▶ [PAGE EXTRACT]:
=== Section Start ===

Dearborn — Beaumont Hospital, Dearborn nurse Ann Hunter knew she couldn’t let a man reeking of gasoline take the elevator to another floor.

“He had a lighter in his hand, a two-liter soda bottle of gasoline and a steak knife,” she said of the man who had entered from a parking garage about 10:30 a.m. March 8. “So I was watching him — his facial expressions, his hands — and trying to hold that elevator.”

As she stood over the elevator doors’ tracks to keep them from closing, Hunter engaged the man in conversation, she said.

“There were a lot of thoughts going through my head,” she said. “It seemed like it went on for a very long time.”

But the man backed into one of the elevator car’s corners and set himself on fire with a blow torch he had with him. Staff members quickly extinguished the flames, saving the man’s life and preventing others from being injured, police said.

On Thursday, Beaumont Hospital and Dearborn city officials honored Hunter and 15 co-workers for their actions in the incident.

=== Section End ===

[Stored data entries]
=== Section Start ===

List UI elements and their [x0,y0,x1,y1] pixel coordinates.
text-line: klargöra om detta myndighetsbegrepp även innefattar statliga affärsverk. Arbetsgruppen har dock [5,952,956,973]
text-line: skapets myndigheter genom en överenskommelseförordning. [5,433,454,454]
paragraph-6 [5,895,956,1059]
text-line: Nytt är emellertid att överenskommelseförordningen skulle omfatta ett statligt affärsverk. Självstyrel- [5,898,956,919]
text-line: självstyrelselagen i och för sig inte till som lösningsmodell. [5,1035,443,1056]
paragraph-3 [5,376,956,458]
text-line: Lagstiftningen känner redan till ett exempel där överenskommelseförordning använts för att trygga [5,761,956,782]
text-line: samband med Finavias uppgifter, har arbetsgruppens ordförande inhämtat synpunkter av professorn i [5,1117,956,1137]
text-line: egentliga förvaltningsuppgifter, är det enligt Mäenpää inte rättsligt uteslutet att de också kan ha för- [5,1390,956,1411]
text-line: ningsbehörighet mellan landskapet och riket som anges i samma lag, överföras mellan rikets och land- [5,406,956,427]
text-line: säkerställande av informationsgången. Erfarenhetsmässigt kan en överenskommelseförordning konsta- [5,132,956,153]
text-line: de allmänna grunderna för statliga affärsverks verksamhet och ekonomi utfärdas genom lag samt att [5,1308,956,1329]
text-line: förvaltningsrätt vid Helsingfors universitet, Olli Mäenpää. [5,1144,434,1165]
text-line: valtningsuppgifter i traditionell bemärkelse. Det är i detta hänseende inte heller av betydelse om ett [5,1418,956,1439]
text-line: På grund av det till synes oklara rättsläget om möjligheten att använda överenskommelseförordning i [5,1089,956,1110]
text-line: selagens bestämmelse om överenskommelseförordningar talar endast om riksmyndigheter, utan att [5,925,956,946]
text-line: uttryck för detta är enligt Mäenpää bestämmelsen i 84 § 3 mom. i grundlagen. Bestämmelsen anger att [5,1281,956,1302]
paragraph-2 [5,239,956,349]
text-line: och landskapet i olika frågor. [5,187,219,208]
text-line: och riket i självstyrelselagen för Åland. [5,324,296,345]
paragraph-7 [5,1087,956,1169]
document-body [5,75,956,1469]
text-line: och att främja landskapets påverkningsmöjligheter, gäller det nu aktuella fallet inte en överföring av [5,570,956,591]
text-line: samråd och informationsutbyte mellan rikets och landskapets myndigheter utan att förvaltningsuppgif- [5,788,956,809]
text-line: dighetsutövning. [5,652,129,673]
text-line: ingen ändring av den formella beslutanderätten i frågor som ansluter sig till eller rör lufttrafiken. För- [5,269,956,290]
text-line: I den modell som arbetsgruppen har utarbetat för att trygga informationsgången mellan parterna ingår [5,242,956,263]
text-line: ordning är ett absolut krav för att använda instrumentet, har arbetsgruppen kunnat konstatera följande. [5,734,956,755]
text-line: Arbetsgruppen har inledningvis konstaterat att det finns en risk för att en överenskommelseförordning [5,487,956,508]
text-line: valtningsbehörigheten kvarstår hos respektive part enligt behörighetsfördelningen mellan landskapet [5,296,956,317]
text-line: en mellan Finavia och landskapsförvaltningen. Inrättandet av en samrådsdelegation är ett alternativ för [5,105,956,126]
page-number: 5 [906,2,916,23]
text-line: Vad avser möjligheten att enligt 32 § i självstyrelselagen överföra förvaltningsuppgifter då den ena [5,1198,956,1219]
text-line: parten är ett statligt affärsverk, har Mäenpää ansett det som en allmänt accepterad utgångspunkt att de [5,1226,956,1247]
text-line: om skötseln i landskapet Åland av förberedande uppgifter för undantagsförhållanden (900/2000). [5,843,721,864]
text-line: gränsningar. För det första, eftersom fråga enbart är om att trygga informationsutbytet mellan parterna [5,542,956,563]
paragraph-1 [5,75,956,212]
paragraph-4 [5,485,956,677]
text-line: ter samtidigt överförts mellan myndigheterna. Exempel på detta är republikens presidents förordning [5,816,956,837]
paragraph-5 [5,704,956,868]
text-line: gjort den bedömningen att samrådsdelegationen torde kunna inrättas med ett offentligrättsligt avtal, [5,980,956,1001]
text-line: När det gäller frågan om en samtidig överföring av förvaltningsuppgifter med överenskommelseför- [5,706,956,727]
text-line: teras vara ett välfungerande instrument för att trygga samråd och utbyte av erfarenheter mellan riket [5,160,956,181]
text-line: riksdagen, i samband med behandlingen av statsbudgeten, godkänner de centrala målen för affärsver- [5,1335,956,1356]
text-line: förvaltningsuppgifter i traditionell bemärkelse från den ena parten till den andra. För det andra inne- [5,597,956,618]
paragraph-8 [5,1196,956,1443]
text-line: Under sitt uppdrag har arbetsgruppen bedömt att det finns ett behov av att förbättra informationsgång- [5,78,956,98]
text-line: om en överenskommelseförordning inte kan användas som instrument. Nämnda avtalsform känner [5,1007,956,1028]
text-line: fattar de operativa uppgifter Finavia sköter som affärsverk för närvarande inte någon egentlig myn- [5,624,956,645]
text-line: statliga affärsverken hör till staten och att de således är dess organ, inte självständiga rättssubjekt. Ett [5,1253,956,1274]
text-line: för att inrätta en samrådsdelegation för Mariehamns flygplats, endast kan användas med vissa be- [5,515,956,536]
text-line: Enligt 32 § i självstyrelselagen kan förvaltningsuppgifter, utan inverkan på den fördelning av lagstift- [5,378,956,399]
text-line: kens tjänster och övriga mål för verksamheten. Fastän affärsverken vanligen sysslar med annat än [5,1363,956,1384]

=== Section End ===

▶ [EXPLORE THE MATERIAL]:
[1] In the hospital fire account, change everything from "But the man" down to "in the incident." by putting "Hospital employees" in place of "Staff members".
[2] According to the hospital fire account, at what time did the man enter from the parking garage?

▶ [RESPONSES FOR EACH TASK]:
[1]
But the man backed into one of the elevator car’s corners and set himself on fire with a blow torch he had with him. Hospital employees quickly extinguished the flames, saving the man’s life and preventing others from being injured, police said.

On Thursday, Beaumont Hospital and Dearborn city officials honored Hunter and 15 co-workers for their actions in the incident.

[2] About 10:30 a.m. on March 8.